● EXERCISE TASK:
Locate each line with the string "Joaquin" in the listing below and copy it.

----------

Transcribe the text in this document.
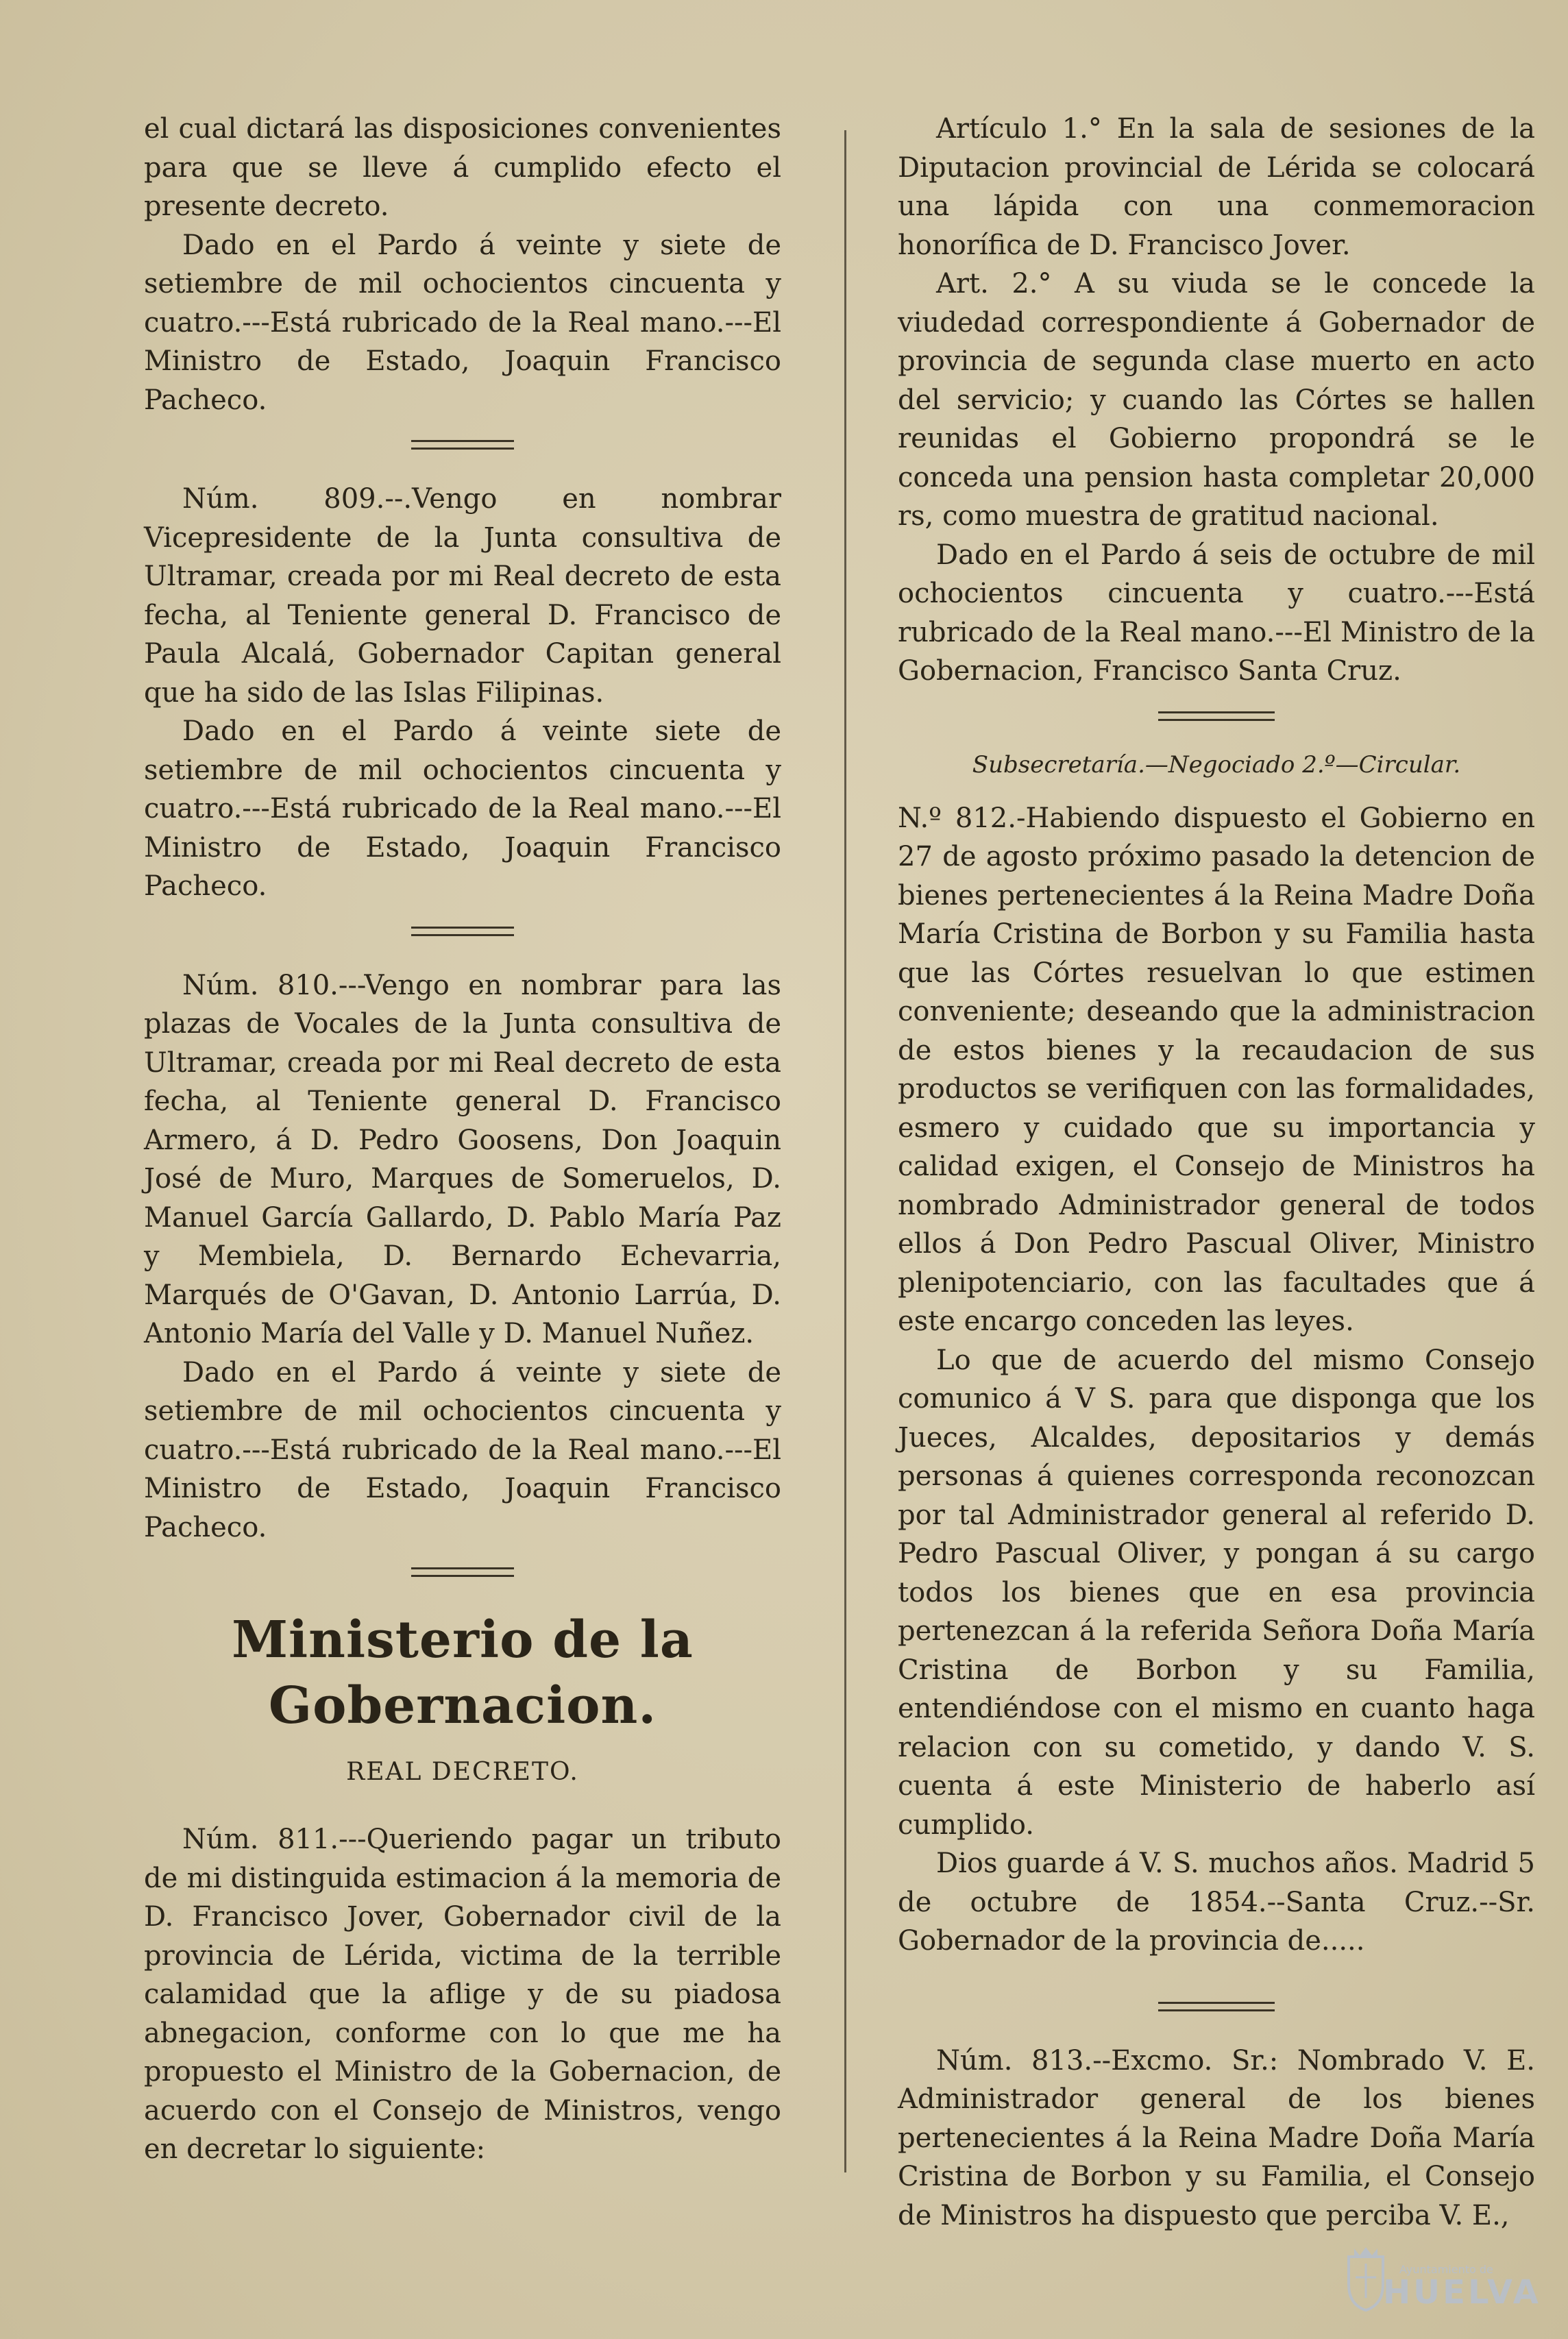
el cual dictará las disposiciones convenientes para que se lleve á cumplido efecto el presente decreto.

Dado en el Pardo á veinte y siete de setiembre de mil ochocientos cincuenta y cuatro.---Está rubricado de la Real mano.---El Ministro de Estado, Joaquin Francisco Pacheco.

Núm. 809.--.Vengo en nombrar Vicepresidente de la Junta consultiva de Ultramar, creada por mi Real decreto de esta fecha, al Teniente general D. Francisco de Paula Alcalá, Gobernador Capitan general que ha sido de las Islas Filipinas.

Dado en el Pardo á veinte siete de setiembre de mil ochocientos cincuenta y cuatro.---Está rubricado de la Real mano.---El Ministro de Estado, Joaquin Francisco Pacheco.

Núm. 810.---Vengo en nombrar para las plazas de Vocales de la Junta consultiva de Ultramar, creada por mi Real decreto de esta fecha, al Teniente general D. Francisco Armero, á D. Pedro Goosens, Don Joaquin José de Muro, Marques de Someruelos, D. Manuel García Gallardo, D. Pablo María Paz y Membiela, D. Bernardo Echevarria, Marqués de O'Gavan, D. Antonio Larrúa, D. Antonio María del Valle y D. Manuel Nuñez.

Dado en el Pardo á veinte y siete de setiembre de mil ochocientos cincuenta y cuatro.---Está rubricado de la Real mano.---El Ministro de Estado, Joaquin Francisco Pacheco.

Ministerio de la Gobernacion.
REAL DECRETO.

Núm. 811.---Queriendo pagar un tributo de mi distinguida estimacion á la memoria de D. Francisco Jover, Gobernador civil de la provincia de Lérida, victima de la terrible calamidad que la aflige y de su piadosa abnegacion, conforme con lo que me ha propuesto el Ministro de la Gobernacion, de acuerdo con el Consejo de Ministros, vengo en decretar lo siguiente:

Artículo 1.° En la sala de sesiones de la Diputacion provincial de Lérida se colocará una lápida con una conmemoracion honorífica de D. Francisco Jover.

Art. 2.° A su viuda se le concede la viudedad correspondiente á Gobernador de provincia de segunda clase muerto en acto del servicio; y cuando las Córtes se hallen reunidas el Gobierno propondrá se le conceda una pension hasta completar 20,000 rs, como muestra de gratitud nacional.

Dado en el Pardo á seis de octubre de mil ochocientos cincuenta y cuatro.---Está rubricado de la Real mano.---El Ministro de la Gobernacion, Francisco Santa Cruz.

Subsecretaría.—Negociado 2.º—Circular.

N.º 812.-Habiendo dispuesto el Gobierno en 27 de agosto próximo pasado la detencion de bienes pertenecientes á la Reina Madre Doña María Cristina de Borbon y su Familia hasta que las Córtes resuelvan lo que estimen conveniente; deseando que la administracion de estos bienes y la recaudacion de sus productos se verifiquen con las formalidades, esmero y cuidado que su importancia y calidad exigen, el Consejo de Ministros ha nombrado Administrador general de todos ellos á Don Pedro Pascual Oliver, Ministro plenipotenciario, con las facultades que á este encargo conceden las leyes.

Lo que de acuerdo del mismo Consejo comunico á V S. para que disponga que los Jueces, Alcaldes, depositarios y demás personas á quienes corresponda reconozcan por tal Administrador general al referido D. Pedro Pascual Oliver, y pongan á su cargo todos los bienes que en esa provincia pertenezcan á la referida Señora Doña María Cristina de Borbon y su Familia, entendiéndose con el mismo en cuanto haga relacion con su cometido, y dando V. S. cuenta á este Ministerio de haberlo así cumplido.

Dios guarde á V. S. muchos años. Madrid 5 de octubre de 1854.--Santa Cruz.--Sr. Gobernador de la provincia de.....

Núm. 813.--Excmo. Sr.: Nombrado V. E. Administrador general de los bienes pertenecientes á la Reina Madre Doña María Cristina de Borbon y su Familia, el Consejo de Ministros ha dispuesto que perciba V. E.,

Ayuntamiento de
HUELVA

----------

● WRITTEN RESPONSE:
Dado en el Pardo á veinte y siete de setiembre de mil ochocientos cincuenta y cuatro.---Está rubricado de la Real mano.---El Ministro de Estado, Joaquin Francisco Pacheco.
Dado en el Pardo á veinte siete de setiembre de mil ochocientos cincuenta y cuatro.---Está rubricado de la Real mano.---El Ministro de Estado, Joaquin Francisco Pacheco.
Núm. 810.---Vengo en nombrar para las plazas de Vocales de la Junta consultiva de Ultramar, creada por mi Real decreto de esta fecha, al Teniente general D. Francisco Armero, á D. Pedro Goosens, Don Joaquin José de Muro, Marques de Someruelos, D. Manuel García Gallardo, D. Pablo María Paz y Membiela, D. Bernardo Echevarria, Marqués de O'Gavan, D. Antonio Larrúa, D. Antonio María del Valle y D. Manuel Nuñez.
Dado en el Pardo á veinte y siete de setiembre de mil ochocientos cincuenta y cuatro.---Está rubricado de la Real mano.---El Ministro de Estado, Joaquin Francisco Pacheco.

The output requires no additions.